[Bloque de texto]

□ □ □ □ □ □ □

01 PM | 13 Mar

EL DETECTIVE QUE TENTO AL DESTINO

 

                                                BEATRIZ MARTINEZ (MIRADAS DE CINE)

 La Historia del cine se ha venido construyendo a partir de movimientos de ruptura que de una u otra forma han intentado renovar, liberarse de las ataduras o cambiar aquellos patrones formales, estéticos y narrativos que por su uso indiscriminado ya habían quedado exprimidos, agotando todas las posibilidades expresivas y artísticas por las que una vez en el pasado, habían florecido adquiriendo una auténtica razón de ser.

Normalmente cuando hablamos de este tipo de revoluciones cinematográficas, solemos trasladar nuestro punto de mira al viejo continente, donde se han dado algunas de las más ilustres: el expresionismo de los años 20, el neorrealismo italiano de los 40, la Nouvelle Vague en los sesenta acompañada del Free Cinema inglés y el Nuevo Cine Alemán…

Sin embargo en la década de los setenta el foco restaurador de irradiación de tendencias dentro del panorama fílmico internacional se situó dentro de las fronteras americanas.

□ □ □ □ □ □ □

[Material proporcionado]
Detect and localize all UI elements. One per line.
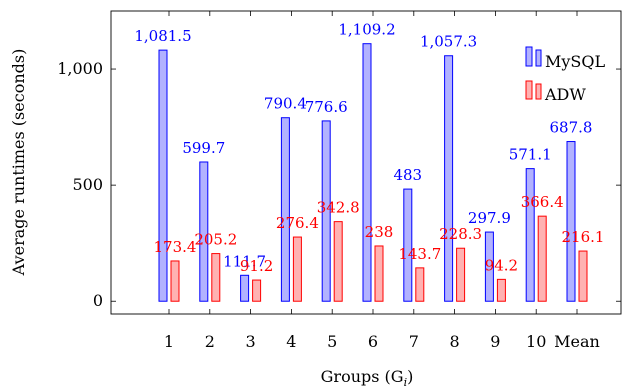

□ □ □ □ □ □ □

Devuelve, copiado sin cambios, el fragmento del texto sobre la historia del cine que va de "La Historia del" a "razón de ser.".

La Historia del cine se ha venido construyendo a partir de movimientos de ruptura que de una u otra forma han intentado renovar, liberarse de las ataduras o cambiar aquellos patrones formales, estéticos y narrativos que por su uso indiscriminado ya habían quedado exprimidos, agotando todas las posibilidades expresivas y artísticas por las que una vez en el pasado, habían florecido adquiriendo una auténtica razón de ser.